##### Provided data

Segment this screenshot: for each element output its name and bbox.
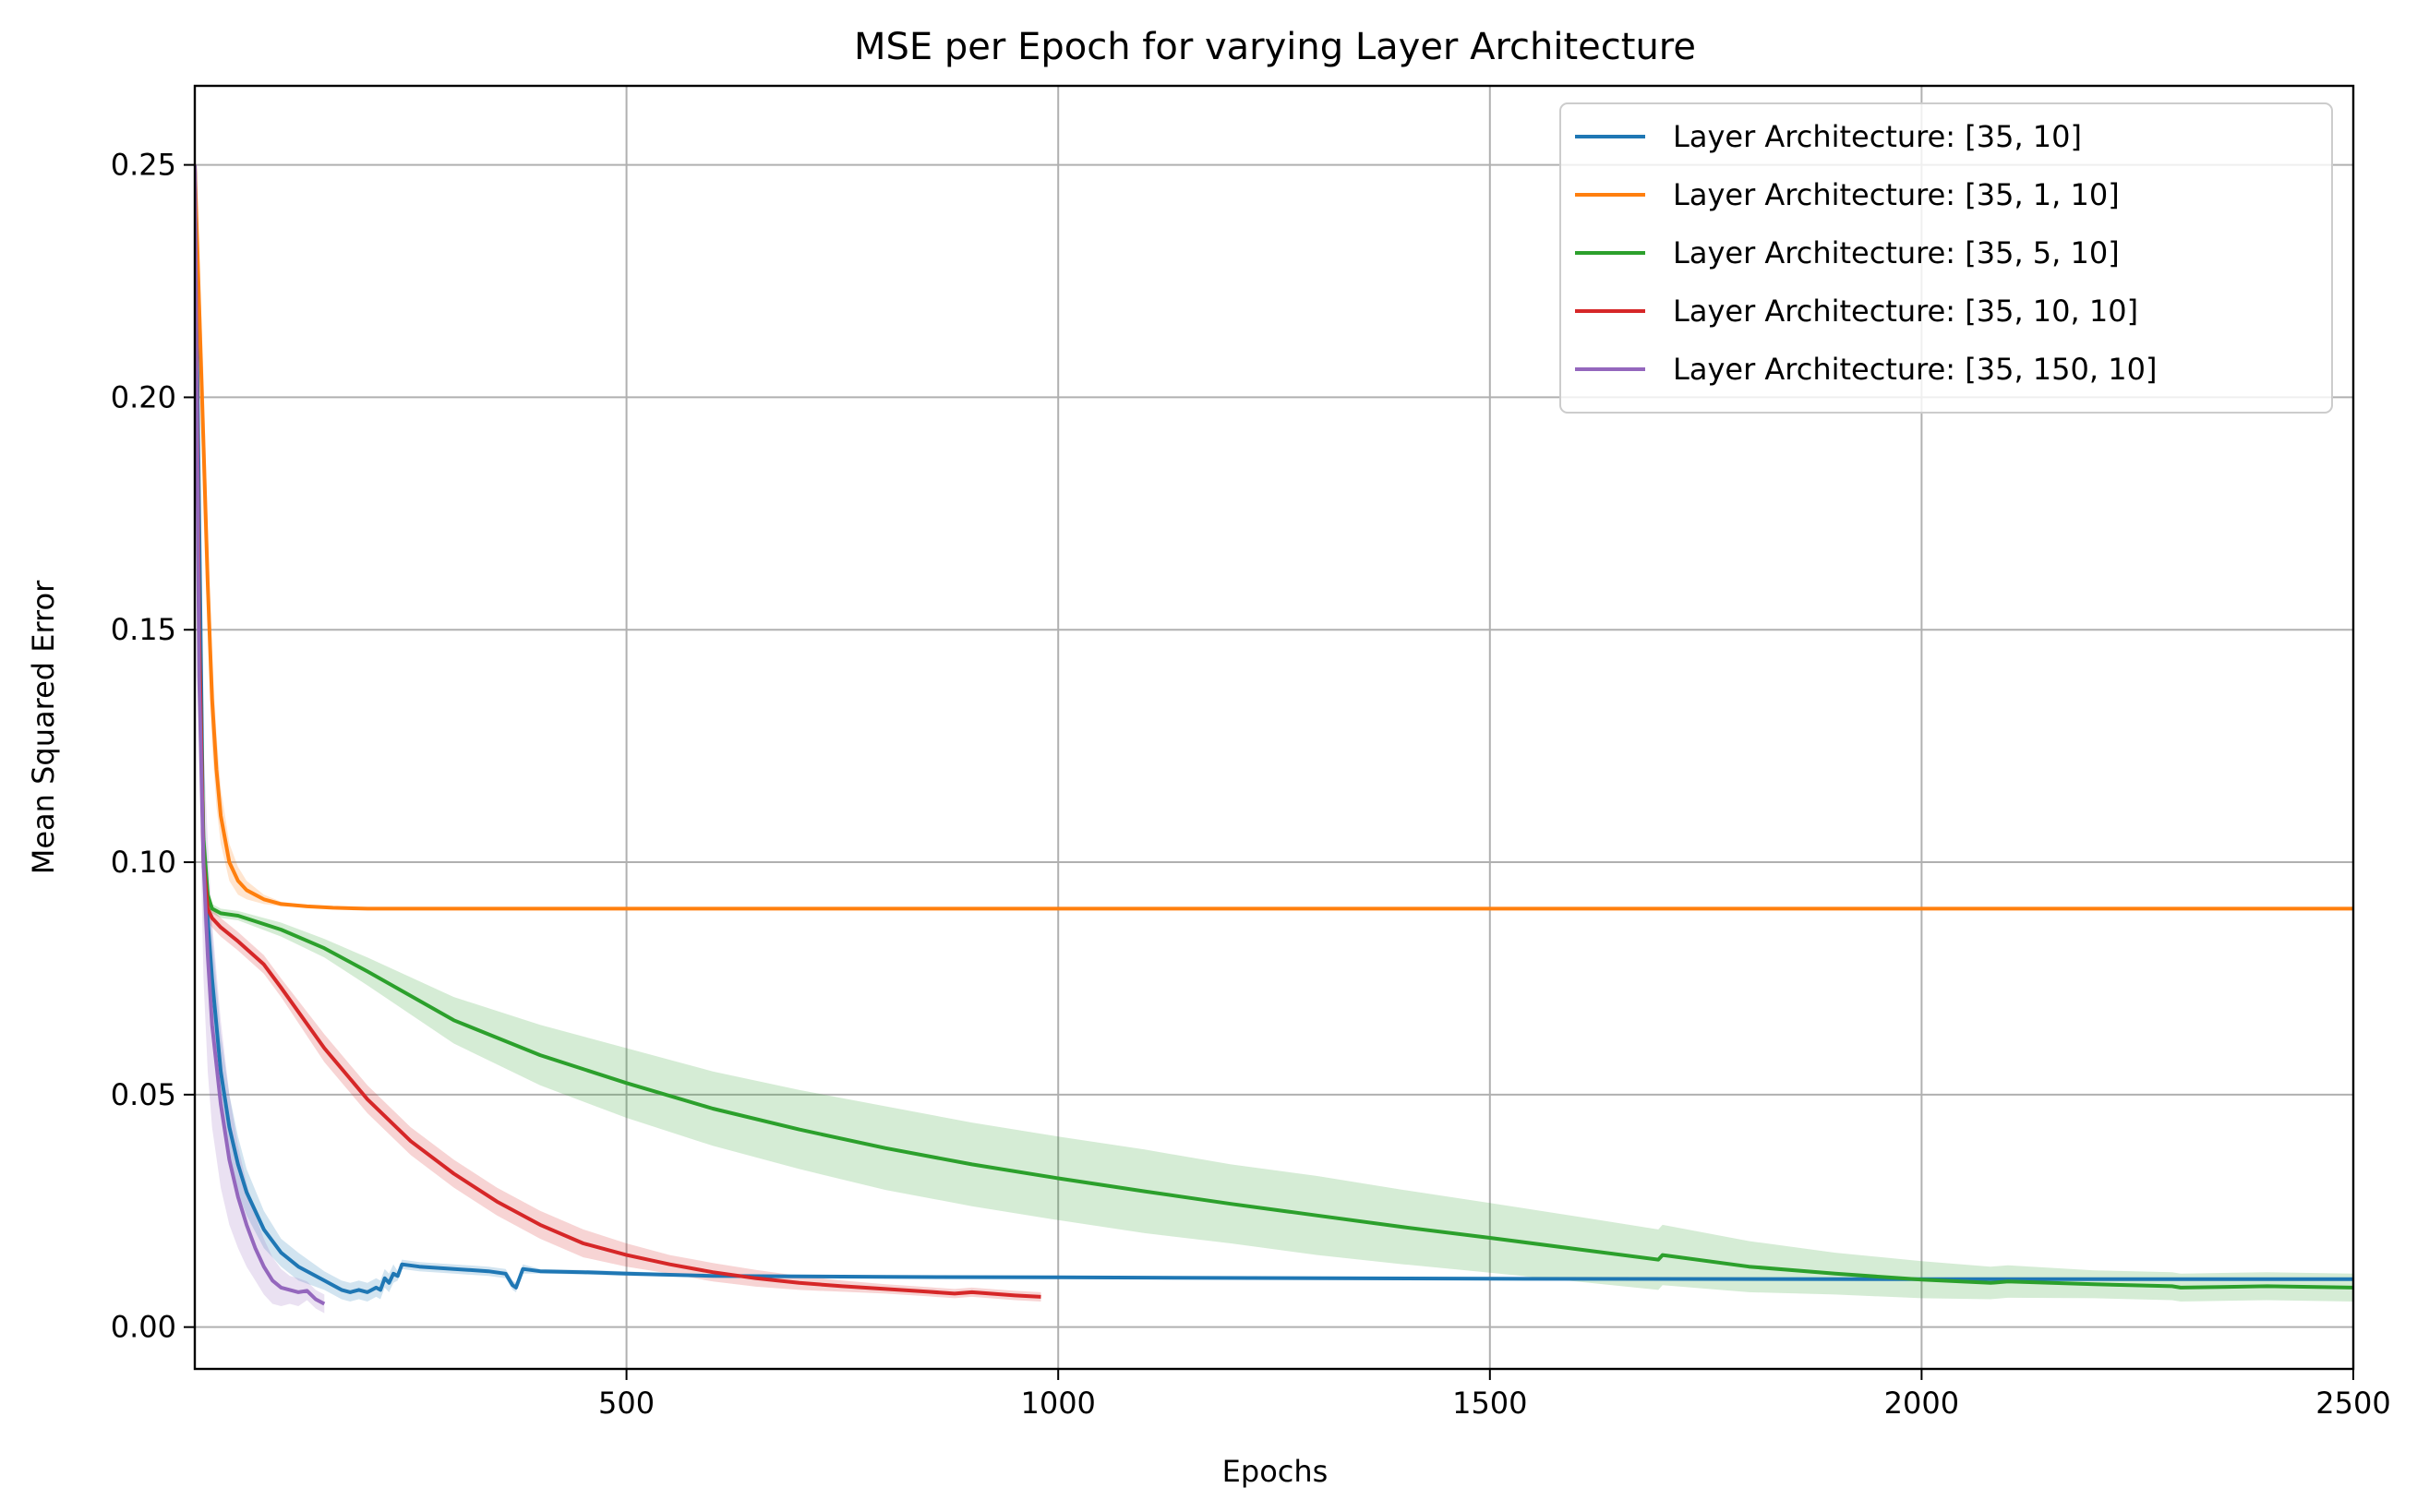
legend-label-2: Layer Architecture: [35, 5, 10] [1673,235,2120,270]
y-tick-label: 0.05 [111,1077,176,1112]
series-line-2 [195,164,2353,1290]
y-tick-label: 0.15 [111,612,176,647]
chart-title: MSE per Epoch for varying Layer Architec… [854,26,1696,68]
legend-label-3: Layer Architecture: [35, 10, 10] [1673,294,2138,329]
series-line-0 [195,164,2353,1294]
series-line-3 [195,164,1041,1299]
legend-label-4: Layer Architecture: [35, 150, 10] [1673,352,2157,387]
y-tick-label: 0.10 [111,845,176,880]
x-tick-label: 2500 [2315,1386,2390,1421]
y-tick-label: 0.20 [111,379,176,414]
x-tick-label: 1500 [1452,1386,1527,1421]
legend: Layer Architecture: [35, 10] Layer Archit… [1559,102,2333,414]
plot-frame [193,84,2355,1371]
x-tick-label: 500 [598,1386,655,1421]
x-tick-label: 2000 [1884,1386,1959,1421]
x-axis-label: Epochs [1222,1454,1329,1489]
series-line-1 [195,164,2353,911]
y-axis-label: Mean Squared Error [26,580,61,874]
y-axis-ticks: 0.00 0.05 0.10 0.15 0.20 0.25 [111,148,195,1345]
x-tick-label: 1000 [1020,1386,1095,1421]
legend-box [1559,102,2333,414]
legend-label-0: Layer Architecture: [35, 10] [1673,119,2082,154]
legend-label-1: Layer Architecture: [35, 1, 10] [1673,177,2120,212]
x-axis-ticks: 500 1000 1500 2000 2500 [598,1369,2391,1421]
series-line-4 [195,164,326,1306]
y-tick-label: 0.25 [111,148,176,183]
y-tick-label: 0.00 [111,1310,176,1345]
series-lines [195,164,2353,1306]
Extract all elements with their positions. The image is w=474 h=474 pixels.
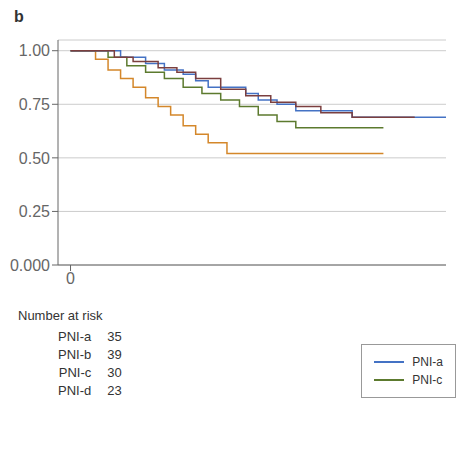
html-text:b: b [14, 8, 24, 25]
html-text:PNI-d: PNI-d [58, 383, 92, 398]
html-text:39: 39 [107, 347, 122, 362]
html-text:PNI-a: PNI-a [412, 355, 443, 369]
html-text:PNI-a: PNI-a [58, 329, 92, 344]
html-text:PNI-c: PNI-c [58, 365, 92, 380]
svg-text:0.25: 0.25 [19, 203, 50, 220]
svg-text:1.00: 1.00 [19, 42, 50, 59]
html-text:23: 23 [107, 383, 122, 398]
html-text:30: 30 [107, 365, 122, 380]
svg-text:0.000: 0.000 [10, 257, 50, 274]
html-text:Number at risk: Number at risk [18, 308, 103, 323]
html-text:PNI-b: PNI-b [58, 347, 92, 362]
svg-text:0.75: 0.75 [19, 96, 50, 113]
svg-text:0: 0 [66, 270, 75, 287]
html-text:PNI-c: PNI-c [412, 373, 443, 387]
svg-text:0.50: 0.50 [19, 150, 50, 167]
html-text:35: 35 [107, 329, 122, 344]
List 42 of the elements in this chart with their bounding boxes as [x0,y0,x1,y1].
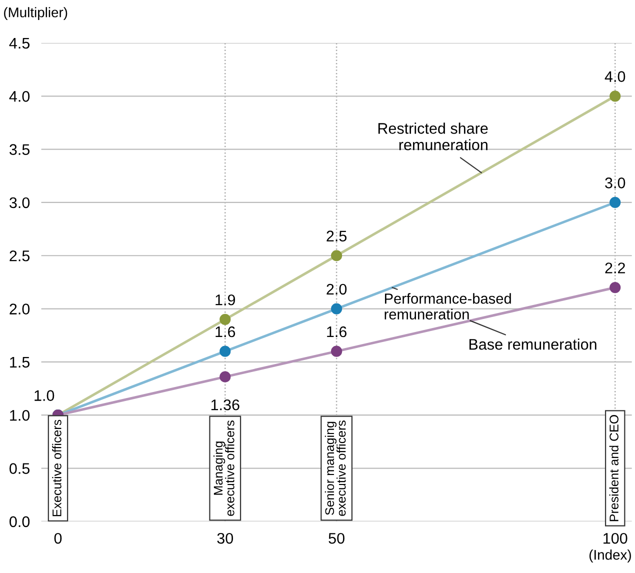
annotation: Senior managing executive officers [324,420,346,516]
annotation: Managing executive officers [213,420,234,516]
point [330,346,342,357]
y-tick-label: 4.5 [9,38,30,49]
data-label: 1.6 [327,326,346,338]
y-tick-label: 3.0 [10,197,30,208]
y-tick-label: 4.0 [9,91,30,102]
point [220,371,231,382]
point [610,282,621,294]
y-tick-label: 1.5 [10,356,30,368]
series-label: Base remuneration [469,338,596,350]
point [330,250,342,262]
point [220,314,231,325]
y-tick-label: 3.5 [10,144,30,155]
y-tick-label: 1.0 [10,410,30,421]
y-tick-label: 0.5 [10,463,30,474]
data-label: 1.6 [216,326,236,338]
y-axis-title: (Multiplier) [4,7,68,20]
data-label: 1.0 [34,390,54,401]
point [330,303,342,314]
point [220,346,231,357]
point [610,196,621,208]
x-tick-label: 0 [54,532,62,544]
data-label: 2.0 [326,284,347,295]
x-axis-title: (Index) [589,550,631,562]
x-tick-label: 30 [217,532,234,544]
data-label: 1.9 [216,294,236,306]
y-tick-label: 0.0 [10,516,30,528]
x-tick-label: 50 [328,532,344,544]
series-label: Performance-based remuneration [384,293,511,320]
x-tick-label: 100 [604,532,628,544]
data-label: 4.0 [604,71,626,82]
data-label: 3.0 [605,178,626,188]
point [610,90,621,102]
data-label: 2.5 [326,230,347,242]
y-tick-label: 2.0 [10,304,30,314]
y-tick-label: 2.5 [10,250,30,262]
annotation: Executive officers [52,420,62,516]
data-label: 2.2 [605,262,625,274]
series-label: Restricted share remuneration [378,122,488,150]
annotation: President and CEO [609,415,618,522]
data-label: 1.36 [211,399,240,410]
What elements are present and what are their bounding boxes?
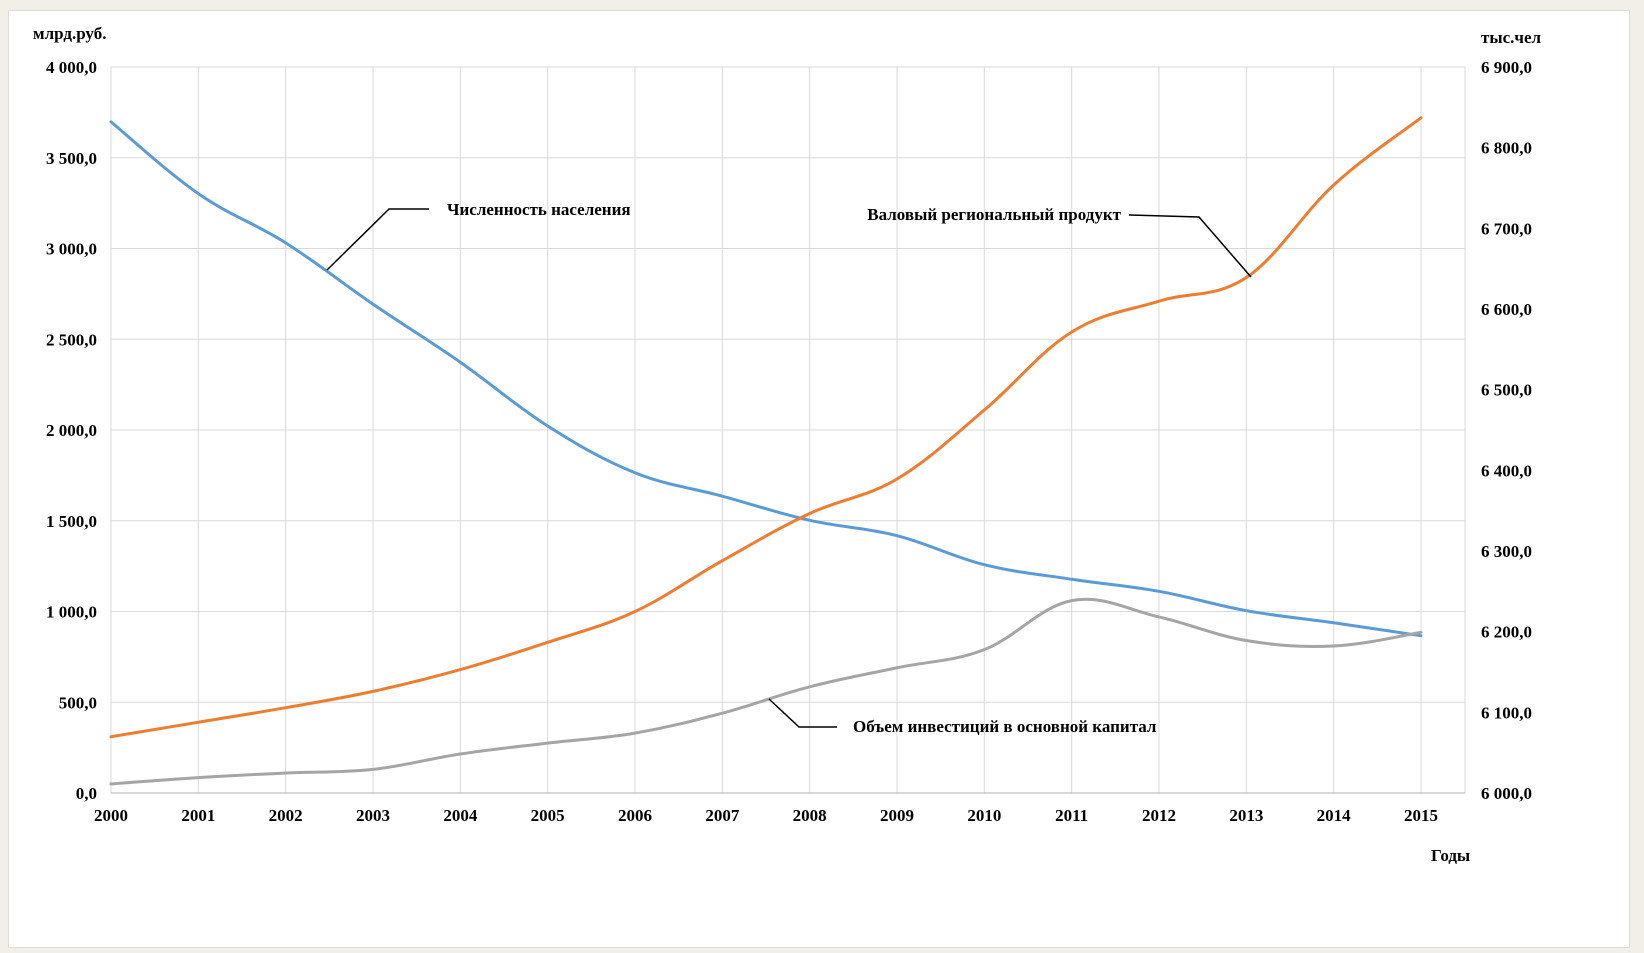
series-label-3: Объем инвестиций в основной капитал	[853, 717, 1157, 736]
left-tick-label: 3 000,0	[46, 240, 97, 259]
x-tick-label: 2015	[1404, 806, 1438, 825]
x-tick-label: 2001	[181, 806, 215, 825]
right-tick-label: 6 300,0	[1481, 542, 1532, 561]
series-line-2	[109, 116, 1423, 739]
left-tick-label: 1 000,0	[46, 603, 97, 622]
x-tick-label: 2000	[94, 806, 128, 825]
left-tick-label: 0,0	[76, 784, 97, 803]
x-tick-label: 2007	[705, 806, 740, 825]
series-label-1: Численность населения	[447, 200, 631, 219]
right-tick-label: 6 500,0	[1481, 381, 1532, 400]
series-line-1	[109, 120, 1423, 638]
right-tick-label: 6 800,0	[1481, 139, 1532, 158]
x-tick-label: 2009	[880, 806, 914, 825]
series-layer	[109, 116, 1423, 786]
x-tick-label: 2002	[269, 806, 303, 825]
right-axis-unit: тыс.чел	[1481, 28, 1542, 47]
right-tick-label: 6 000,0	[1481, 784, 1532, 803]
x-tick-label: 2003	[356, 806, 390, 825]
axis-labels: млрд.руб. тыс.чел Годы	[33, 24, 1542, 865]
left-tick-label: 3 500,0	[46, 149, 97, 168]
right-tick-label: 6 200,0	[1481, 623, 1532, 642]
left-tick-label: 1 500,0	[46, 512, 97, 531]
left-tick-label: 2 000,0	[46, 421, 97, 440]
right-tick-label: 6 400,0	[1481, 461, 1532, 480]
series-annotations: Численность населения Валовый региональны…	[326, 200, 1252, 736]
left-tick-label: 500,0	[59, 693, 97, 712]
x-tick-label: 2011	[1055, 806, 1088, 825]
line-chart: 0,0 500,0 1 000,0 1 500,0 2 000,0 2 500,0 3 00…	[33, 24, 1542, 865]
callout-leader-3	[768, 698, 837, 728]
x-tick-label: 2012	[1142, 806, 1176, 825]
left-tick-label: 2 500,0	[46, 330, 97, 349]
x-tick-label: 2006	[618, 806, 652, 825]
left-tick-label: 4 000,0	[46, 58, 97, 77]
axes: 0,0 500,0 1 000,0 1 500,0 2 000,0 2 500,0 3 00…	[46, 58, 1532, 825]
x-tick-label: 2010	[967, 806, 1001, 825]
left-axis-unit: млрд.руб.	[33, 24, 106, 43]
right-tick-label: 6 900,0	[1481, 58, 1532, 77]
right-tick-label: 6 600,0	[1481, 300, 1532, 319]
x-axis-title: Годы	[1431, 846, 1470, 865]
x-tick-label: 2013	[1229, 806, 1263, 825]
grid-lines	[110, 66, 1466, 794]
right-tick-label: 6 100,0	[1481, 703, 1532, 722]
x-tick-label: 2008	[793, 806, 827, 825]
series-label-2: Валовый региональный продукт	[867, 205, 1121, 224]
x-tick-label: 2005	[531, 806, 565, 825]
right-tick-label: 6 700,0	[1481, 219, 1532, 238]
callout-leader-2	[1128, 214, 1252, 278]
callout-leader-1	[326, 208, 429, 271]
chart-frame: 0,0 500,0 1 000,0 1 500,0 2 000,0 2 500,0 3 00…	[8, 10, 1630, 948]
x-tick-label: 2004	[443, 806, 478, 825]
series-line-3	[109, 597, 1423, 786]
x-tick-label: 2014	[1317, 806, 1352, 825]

##########

Problem to solve: Could you copy down, word for word, the lines in the records from the line with "legend-label-2: Layer Architecture: [35, 5, 10]" to the line with "y-tick-label: 0.20 [111,379,176,414]", both ends included?

Answer to this task:
legend-label-2: Layer Architecture: [35, 5, 10] [1673,235,2120,270]
y-tick-label: 0.05 [111,1077,176,1112]
series-line-2 [195,164,2353,1290]
y-tick-label: 0.15 [111,612,176,647]
chart-title: MSE per Epoch for varying Layer Architec… [854,26,1696,68]
legend-label-3: Layer Architecture: [35, 10, 10] [1673,294,2138,329]
series-line-0 [195,164,2353,1294]
series-line-3 [195,164,1041,1299]
legend-label-4: Layer Architecture: [35, 150, 10] [1673,352,2157,387]
y-tick-label: 0.10 [111,845,176,880]
x-tick-label: 2500 [2315,1386,2390,1421]
y-tick-label: 0.20 [111,379,176,414]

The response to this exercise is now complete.